> _WORK TO COMPLETE_: Transcribe all the entries word for word, but omit the images.

> _DATA_:

-------------------------

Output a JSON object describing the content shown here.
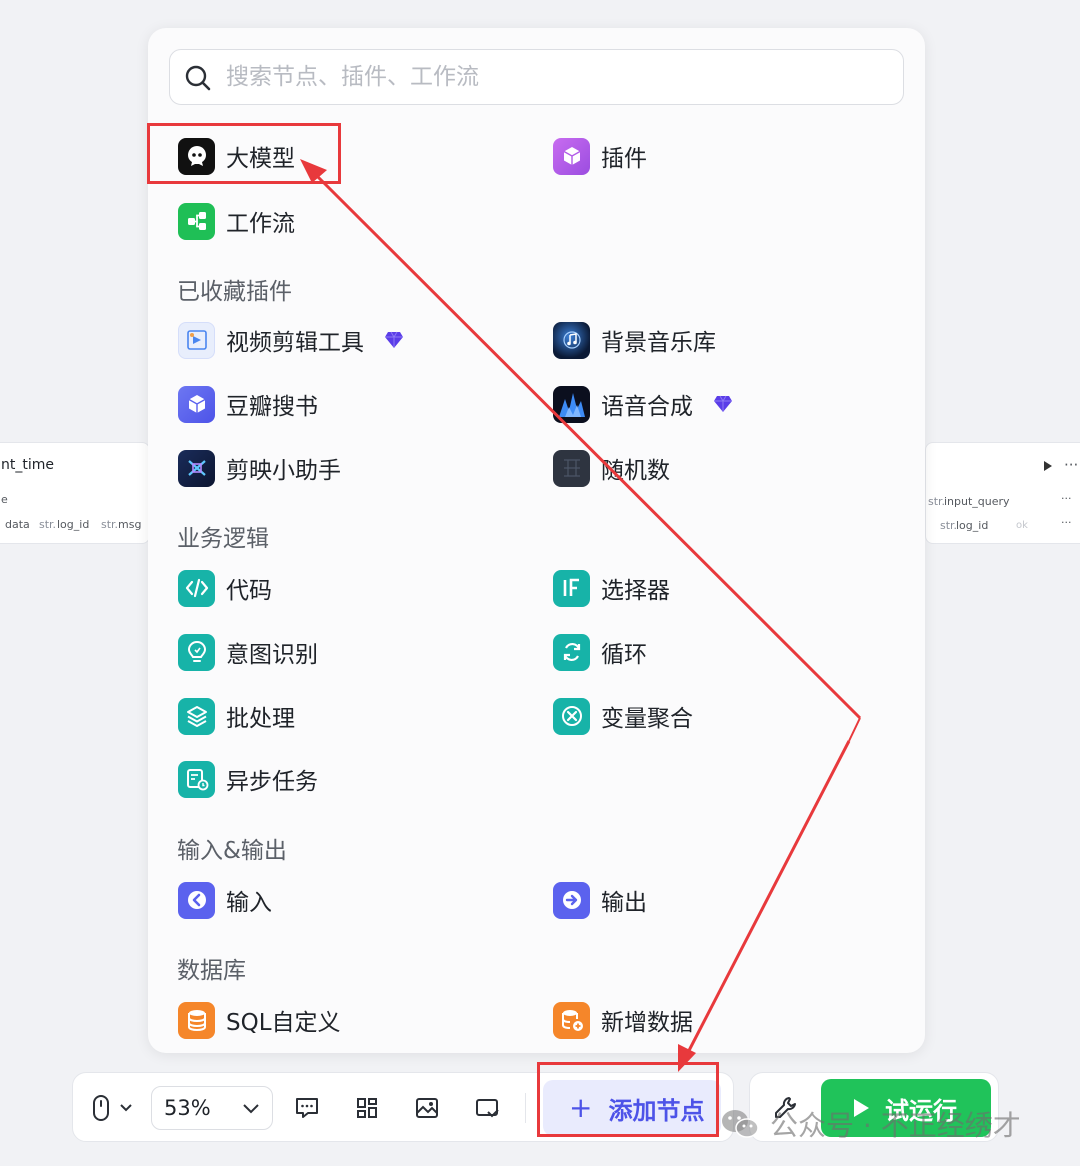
{
  "search": {
    "placeholder": "搜索节点、插件、工作流"
  },
  "items": {
    "llm": "大模型",
    "plugin": "插件",
    "workflow": "工作流",
    "video_edit": "视频剪辑工具",
    "bgm": "背景音乐库",
    "douban": "豆瓣搜书",
    "tts": "语音合成",
    "jianying": "剪映小助手",
    "random": "随机数",
    "code": "代码",
    "selector": "选择器",
    "intent": "意图识别",
    "loop": "循环",
    "batch": "批处理",
    "var_agg": "变量聚合",
    "async": "异步任务",
    "input": "输入",
    "output": "输出",
    "sql": "SQL自定义",
    "add_data": "新增数据"
  },
  "sections": {
    "favorites": "已收藏插件",
    "logic": "业务逻辑",
    "io": "输入&输出",
    "database": "数据库"
  },
  "background": {
    "left_title": "nt_time",
    "left_sub": "e",
    "left_tags": [
      "data",
      "log_id",
      "msg"
    ],
    "tag_prefix": "str.",
    "right_tags": [
      "input_query",
      "log_id"
    ],
    "right_ok": "ok",
    "more": "···"
  },
  "toolbar": {
    "zoom": "53%",
    "add_node": "添加节点",
    "run": "试运行"
  },
  "watermark": "公众号 · 不正经绣才",
  "colors": {
    "accent": "#4d53e8",
    "run_green": "#20c35a",
    "teal_icons": "#17b3a8",
    "highlight_red": "#e8393c"
  }
}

-------------------------

> _RESULT OF THE TASK_:
Output a JSON object describing the content shown here.
{
  "search": {
    "placeholder": "搜索节点、插件、工作流"
  },
  "items": {
    "llm": "大模型",
    "plugin": "插件",
    "workflow": "工作流",
    "video_edit": "视频剪辑工具",
    "bgm": "背景音乐库",
    "douban": "豆瓣搜书",
    "tts": "语音合成",
    "jianying": "剪映小助手",
    "random": "随机数",
    "code": "代码",
    "selector": "选择器",
    "intent": "意图识别",
    "loop": "循环",
    "batch": "批处理",
    "var_agg": "变量聚合",
    "async": "异步任务",
    "input": "输入",
    "output": "输出",
    "sql": "SQL自定义",
    "add_data": "新增数据"
  },
  "sections": {
    "favorites": "已收藏插件",
    "logic": "业务逻辑",
    "io": "输入&输出",
    "database": "数据库"
  },
  "background": {
    "left_title": "nt_time",
    "left_sub": "e",
    "left_tags": [
      "data",
      "log_id",
      "msg"
    ],
    "tag_prefix": "str.",
    "right_tags": [
      "input_query",
      "log_id"
    ],
    "right_ok": "ok",
    "more": "···"
  },
  "toolbar": {
    "zoom": "53%",
    "add_node": "添加节点",
    "run": "试运行"
  },
  "watermark": "公众号 · 不正经绣才",
  "colors": {
    "accent": "#4d53e8",
    "run_green": "#20c35a",
    "teal_icons": "#17b3a8",
    "highlight_red": "#e8393c"
  }
}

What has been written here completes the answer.